SHORT PROBLEM
From the data that follows, report how many lines hold the string "JSON", giving only the number.

INFORMATION PROVIDED

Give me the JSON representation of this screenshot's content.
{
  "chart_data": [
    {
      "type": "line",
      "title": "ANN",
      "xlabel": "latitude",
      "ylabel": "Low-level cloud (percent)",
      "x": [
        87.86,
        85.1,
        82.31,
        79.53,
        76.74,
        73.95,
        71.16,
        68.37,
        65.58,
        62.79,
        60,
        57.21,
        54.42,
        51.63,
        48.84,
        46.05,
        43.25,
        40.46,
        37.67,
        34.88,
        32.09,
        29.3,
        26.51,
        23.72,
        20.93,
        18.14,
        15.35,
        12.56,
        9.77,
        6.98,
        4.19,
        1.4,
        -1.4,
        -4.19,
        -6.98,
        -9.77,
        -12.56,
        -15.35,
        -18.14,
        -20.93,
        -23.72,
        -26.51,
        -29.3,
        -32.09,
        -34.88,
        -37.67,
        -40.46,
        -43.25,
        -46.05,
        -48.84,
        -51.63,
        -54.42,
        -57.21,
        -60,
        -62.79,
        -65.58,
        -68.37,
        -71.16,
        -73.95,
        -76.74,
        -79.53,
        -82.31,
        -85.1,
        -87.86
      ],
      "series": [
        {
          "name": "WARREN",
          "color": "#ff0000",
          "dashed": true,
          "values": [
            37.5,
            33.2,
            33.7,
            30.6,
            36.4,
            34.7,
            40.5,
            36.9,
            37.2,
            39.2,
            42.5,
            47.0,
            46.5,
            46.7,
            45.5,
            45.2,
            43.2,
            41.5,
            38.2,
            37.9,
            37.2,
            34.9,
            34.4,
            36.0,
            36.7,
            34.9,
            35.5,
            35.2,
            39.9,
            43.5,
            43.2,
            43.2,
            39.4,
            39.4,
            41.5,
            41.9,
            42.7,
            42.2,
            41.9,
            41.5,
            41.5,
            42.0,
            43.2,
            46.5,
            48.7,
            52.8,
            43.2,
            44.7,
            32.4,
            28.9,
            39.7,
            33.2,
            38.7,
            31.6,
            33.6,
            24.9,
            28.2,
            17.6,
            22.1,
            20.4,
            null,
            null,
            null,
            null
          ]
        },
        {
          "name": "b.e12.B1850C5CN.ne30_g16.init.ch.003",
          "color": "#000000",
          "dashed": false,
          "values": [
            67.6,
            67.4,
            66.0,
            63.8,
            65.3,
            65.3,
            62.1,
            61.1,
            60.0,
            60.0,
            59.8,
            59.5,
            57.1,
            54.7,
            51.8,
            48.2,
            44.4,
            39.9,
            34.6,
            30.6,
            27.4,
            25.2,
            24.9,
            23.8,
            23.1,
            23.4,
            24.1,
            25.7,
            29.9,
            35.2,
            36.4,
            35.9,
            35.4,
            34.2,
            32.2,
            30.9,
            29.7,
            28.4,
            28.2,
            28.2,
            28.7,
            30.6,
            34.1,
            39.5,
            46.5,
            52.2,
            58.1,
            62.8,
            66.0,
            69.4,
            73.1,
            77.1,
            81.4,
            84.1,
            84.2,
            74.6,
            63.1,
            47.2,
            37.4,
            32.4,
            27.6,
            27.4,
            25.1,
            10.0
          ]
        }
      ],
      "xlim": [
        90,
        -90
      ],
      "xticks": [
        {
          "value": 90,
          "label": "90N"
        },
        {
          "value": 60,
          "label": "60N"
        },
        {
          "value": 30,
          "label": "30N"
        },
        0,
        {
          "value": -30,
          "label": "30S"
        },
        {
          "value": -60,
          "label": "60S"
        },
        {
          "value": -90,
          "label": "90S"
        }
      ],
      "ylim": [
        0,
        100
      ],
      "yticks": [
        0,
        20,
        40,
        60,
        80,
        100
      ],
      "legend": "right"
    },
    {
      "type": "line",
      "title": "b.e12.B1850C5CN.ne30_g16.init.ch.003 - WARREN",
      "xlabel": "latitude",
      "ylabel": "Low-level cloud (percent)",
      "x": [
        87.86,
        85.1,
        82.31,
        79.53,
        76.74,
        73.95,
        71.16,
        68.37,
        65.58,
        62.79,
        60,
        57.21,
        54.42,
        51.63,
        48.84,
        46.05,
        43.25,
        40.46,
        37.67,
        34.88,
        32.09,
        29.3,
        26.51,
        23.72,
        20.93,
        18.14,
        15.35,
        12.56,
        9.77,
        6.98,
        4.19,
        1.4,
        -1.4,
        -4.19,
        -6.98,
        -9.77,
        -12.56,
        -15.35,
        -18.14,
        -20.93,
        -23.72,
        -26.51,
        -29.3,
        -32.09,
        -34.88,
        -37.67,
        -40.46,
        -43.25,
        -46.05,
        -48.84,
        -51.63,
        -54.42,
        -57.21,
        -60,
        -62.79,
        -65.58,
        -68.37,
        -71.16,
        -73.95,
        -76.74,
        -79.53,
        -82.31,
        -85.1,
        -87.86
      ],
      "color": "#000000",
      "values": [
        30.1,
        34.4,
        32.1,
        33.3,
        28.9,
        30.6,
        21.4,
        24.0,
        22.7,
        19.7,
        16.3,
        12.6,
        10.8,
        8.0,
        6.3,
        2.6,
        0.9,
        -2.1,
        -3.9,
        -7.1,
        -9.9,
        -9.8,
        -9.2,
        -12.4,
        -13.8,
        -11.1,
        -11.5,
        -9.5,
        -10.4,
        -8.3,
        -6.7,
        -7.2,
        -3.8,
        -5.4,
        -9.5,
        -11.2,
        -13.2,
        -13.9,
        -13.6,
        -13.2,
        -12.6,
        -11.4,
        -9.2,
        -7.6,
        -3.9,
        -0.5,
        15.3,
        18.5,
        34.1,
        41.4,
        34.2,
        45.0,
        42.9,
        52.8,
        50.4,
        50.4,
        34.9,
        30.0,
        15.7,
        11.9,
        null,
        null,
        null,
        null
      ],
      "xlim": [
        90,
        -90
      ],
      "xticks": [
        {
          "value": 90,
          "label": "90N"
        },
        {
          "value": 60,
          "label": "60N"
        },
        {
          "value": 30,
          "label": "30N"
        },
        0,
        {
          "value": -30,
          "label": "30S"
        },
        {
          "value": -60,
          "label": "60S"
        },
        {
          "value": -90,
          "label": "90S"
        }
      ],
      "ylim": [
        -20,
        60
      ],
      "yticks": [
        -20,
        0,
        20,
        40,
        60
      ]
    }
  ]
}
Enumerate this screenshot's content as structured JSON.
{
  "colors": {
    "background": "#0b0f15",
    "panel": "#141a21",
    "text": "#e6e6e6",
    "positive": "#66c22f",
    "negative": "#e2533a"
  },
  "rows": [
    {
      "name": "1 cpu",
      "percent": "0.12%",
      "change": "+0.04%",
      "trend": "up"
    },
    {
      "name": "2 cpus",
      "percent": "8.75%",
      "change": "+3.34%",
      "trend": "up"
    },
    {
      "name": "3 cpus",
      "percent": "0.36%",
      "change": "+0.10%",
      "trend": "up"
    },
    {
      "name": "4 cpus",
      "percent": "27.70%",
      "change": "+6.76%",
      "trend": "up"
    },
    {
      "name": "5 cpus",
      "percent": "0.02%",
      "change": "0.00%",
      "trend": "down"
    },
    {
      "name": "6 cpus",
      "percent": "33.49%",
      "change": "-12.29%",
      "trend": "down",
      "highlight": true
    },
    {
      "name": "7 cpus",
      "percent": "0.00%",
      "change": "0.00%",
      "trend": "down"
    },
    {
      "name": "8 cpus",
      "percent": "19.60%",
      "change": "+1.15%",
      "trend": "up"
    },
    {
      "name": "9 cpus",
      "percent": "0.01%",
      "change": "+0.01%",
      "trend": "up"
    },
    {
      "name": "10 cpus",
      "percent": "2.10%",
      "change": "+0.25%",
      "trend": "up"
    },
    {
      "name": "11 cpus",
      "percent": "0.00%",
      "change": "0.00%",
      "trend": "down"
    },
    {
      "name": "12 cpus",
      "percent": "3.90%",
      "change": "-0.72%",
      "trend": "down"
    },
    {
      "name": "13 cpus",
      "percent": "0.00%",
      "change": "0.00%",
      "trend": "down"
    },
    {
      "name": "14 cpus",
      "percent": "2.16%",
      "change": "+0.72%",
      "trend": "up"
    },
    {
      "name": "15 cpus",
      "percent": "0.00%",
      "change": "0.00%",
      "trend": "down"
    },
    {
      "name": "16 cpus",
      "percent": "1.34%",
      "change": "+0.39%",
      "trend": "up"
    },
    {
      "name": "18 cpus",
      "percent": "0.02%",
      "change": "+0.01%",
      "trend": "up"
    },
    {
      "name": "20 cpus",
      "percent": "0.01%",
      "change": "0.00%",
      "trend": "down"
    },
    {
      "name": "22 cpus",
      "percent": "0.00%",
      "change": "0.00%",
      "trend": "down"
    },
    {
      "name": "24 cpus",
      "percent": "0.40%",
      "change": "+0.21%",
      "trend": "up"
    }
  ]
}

EXERCISE SOLUTION
2